Start of Data in this exercise

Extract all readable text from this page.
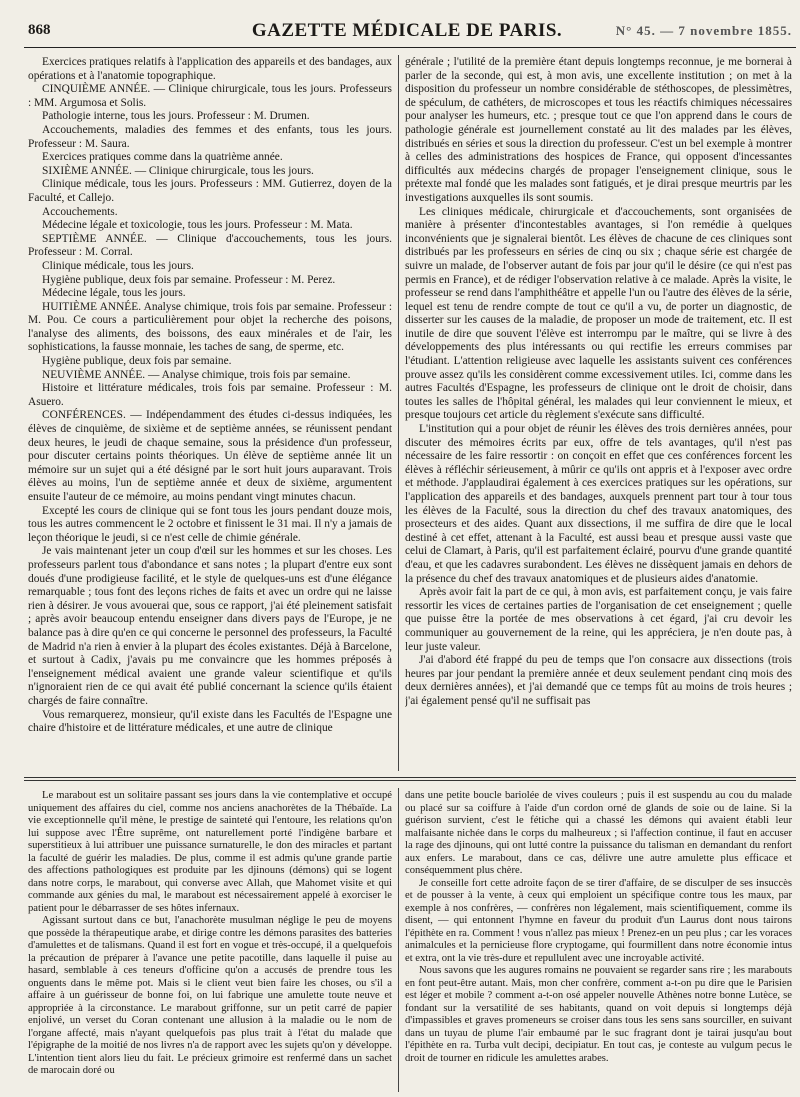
868	GAZETTE MÉDICALE DE PARIS.	N° 45. — 7 novembre 1855.

Exercices pratiques relatifs à l'application des appareils et des bandages, aux opérations et à l'anatomie topographique.

CINQUIÈME ANNÉE. — Clinique chirurgicale, tous les jours. Professeurs : MM. Argumosa et Solis.

Pathologie interne, tous les jours. Professeur : M. Drumen.

Accouchements, maladies des femmes et des enfants, tous les jours. Professeur : M. Saura.

Exercices pratiques comme dans la quatrième année.

SIXIÈME ANNÉE. — Clinique chirurgicale, tous les jours.

Clinique médicale, tous les jours. Professeurs : MM. Gutierrez, doyen de la Faculté, et Callejo.

Accouchements.

Médecine légale et toxicologie, tous les jours. Professeur : M. Mata.

SEPTIÈME ANNÉE. — Clinique d'accouchements, tous les jours. Professeur : M. Corral.

Clinique médicale, tous les jours.

Hygiène publique, deux fois par semaine. Professeur : M. Perez.

Médecine légale, tous les jours.

HUITIÈME ANNÉE. Analyse chimique, trois fois par semaine. Professeur : M. Pou. Ce cours a particulièrement pour objet la recherche des poisons, l'analyse des aliments, des boissons, des eaux minérales et de l'air, les sophistications, la fausse monnaie, les taches de sang, de sperme, etc.

Hygiène publique, deux fois par semaine.

NEUVIÈME ANNÉE. — Analyse chimique, trois fois par semaine.

Histoire et littérature médicales, trois fois par semaine. Professeur : M. Asuero.

CONFÉRENCES. — Indépendamment des études ci-dessus indiquées, les élèves de cinquième, de sixième et de septième années, se réunissent pendant deux heures, le jeudi de chaque semaine, sous la présidence d'un professeur, pour discuter certains points théoriques. Un élève de septième année lit un mémoire sur un sujet qui a été désigné par le sort huit jours auparavant. Trois élèves au moins, l'un de septième année et deux de sixième, argumentent ensuite l'auteur de ce mémoire, au moins pendant vingt minutes chacun.

Excepté les cours de clinique qui se font tous les jours pendant douze mois, tous les autres commencent le 2 octobre et finissent le 31 mai. Il n'y a jamais de leçon théorique le jeudi, si ce n'est celle de chimie générale.

Je vais maintenant jeter un coup d'œil sur les hommes et sur les choses. Les professeurs parlent tous d'abondance et sans notes ; la plupart d'entre eux sont doués d'une prodigieuse facilité, et le style de quelques-uns est d'une élégance remarquable ; tous font des leçons riches de faits et avec un ordre qui ne laisse rien à désirer. Je vous avouerai que, sous ce rapport, j'ai été pleinement satisfait ; après avoir beaucoup entendu enseigner dans divers pays de l'Europe, je ne balance pas à dire qu'en ce qui concerne le personnel des professeurs, la Faculté de Madrid n'a rien à envier à la plupart des écoles existantes. Déjà à Barcelone, et surtout à Cadix, j'avais pu me convaincre que les hommes préposés à l'enseignement médical avaient une grande valeur scientifique et qu'ils n'ignoraient rien de ce qui avait été publié concernant la science qu'ils étaient chargés de faire connaître.

Vous remarquerez, monsieur, qu'il existe dans les Facultés de l'Espagne une chaire d'histoire et de littérature médicales, et une autre de clinique

générale ; l'utilité de la première étant depuis longtemps reconnue, je me bornerai à parler de la seconde, qui est, à mon avis, une excellente institution ; on met à la disposition du professeur un nombre considérable de stéthoscopes, de plessimètres, de spéculum, de cathéters, de microscopes et tous les réactifs chimiques nécessaires pour analyser les humeurs, etc. ; presque tout ce que l'on apprend dans le cours de pathologie générale est journellement constaté au lit des malades par les élèves, distribués en séries et sous la direction du professeur. C'est un bel exemple à montrer à celles des administrations des hospices de France, qui opposent d'incessantes difficultés aux médecins chargés de propager l'enseignement clinique, sous le prétexte mal fondé que les malades sont fatigués, et je dirai presque meurtris par les investigations auxquelles ils sont soumis.

Les cliniques médicale, chirurgicale et d'accouchements, sont organisées de manière à présenter d'incontestables avantages, si l'on remédie à quelques inconvénients que je signalerai bientôt. Les élèves de chacune de ces cliniques sont distribués par les professeurs en séries de cinq ou six ; chaque série est chargée de suivre un malade, de l'observer autant de fois par jour qu'il le désire (ce qui n'est pas permis en France), et de rédiger l'observation relative à ce malade. Après la visite, le professeur se rend dans l'amphithéâtre et appelle l'un ou l'autre des élèves de la série, lequel est tenu de rendre compte de tout ce qu'il a vu, de porter un diagnostic, de disserter sur les causes de la maladie, de proposer un mode de traitement, etc. Il est inutile de dire que souvent l'élève est interrompu par le maître, qui se livre à des développements des plus intéressants ou qui rectifie les erreurs commises par l'étudiant. L'attention religieuse avec laquelle les assistants suivent ces conférences prouve assez qu'ils les considèrent comme excessivement utiles. Ici, comme dans les autres Facultés d'Espagne, les professeurs de clinique ont le droit de choisir, dans toutes les salles de l'hôpital général, les malades qui leur conviennent le mieux, et presque toujours cet article du règlement s'exécute sans difficulté.

L'institution qui a pour objet de réunir les élèves des trois dernières années, pour discuter des mémoires écrits par eux, offre de tels avantages, qu'il n'est pas nécessaire de les faire ressortir : on conçoit en effet que ces conférences forcent les élèves à réfléchir sérieusement, à mûrir ce qu'ils ont appris et à l'exposer avec ordre et méthode. J'applaudirai également à ces exercices pratiques sur les opérations, sur l'application des appareils et des bandages, auxquels prennent part tour à tour tous les élèves de la Faculté, sous la direction du chef des travaux anatomiques, des prosecteurs et des aides. Quant aux dissections, il me suffira de dire que le local destiné à cet effet, attenant à la Faculté, est aussi beau et presque aussi vaste que celui de Clamart, à Paris, qu'il est parfaitement éclairé, pourvu d'une grande quantité d'eau, et que les cadavres surabondent. Les élèves ne dissèquent jamais en dehors de la présence du chef des travaux anatomiques et de plusieurs aides d'anatomie.

Après avoir fait la part de ce qui, à mon avis, est parfaitement conçu, je vais faire ressortir les vices de certaines parties de l'organisation de cet enseignement ; quelle que puisse être la portée de mes observations à cet égard, j'ai cru devoir les communiquer au gouvernement de la reine, qui les appréciera, je n'en doute pas, à leur juste valeur.

J'ai d'abord été frappé du peu de temps que l'on consacre aux dissections (trois heures par jour pendant la première année et deux seulement pendant cinq mois des deux dernières années), et j'ai demandé que ce temps fût au moins de trois heures ; j'ai également pensé qu'il ne suffisait pas

Le marabout est un solitaire passant ses jours dans la vie contemplative et occupé uniquement des affaires du ciel, comme nos anciens anachorètes de la Thébaïde. La vie exceptionnelle qu'il mène, le prestige de sainteté qui l'entoure, les relations qu'on lui suppose avec l'Être suprême, ont naturellement porté l'indigène barbare et superstitieux à lui attribuer une puissance surnaturelle, le don des miracles et partant la faculté de guérir les maladies. De plus, comme il est admis qu'une grande partie des affections pathologiques est produite par les djinouns (démons) qui se logent dans notre corps, le marabout, qui converse avec Allah, que Mahomet visite et qui commande aux génies du mal, le marabout est nécessairement appelé à exorciser le patient pour le débarrasser de ses hôtes infernaux.

Agissant surtout dans ce but, l'anachorète musulman néglige le peu de moyens que possède la thérapeutique arabe, et dirige contre les démons parasites des batteries d'amulettes et de talismans. Quand il est fort en vogue et très-occupé, il a quelquefois la précaution de préparer à l'avance une petite pacotille, dans laquelle il puise au hasard, semblable à ces teneurs d'officine qu'on a accusés de prendre tous les onguents dans le même pot. Mais si le client veut bien faire les choses, ou s'il a affaire à un guérisseur de bonne foi, on lui fabrique une amulette toute neuve et appropriée à la circonstance. Le marabout griffonne, sur un petit carré de papier enjolivé, un verset du Coran contenant une allusion à la maladie ou le nom de l'organe affecté, mais n'ayant quelquefois pas plus trait à l'état du malade que l'épigraphe de la moitié de nos livres n'a de rapport avec les sujets qu'on y développe. L'intention tient alors lieu du fait. Le précieux grimoire est renfermé dans un sachet de marocain doré ou

dans une petite boucle bariolée de vives couleurs ; puis il est suspendu au cou du malade ou placé sur sa coiffure à l'aide d'un cordon orné de glands de soie ou de laine. Si la guérison survient, c'est le fétiche qui a chassé les démons qui avaient établi leur malfaisante nichée dans le corps du malheureux ; si l'affection continue, il faut en accuser la rage des djinouns, qui ont lutté contre la puissance du talisman en demandant du renfort aux enfers. Le marabout, dans ce cas, délivre une autre amulette plus efficace et conséquemment plus chère.

Je conseille fort cette adroite façon de se tirer d'affaire, de se disculper de ses insuccès et de pousser à la vente, à ceux qui emploient un spécifique contre tous les maux, par exemple à nos confrères, — confrères non légalement, mais scientifiquement, comme ils disent, — qui entonnent l'hymne en faveur du produit d'un Laurus dont nous tairons l'épithète en ra. Comment ! vous n'allez pas mieux ! Prenez-en un peu plus ; car les voraces animalcules et la pernicieuse flore cryptogame, qui fourmillent dans notre économie intus et extra, ont la vie très-dure et repullulent avec une incroyable activité.

Nous savons que les augures romains ne pouvaient se regarder sans rire ; les marabouts en font peut-être autant. Mais, mon cher confrère, comment a-t-on pu dire que le Parisien est léger et mobile ? comment a-t-on osé appeler nouvelle Athènes notre bonne Lutèce, se fondant sur la versatilité de ses habitants, quand on voit depuis si longtemps déjà d'impassibles et graves promeneurs se croiser dans tous les sens sans sourciller, en suivant dans un tuyau de plume l'air embaumé par le suc fragrant dont je tairai jusqu'au bout l'épithète en ra. Turba vult decipi, decipiatur. En tout cas, je conteste au vulgum pecus le droit de tourner en ridicule les amulettes arabes.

End of Data in this exercise

Brief :: Copy each line above containing the string "jeudi".

Final result ::
CONFÉRENCES. — Indépendamment des études ci-dessus indiquées, les élèves de cinquième, de sixième et de septième années, se réunissent pendant deux heures, le jeudi de chaque semaine, sous la présidence d'un professeur, pour discuter certains points théoriques. Un élève de septième année lit un mémoire sur un sujet qui a été désigné par le sort huit jours auparavant. Trois élèves au moins, l'un de septième année et deux de sixième, argumentent ensuite l'auteur de ce mémoire, au moins pendant vingt minutes chacun.
Excepté les cours de clinique qui se font tous les jours pendant douze mois, tous les autres commencent le 2 octobre et finissent le 31 mai. Il n'y a jamais de leçon théorique le jeudi, si ce n'est celle de chimie générale.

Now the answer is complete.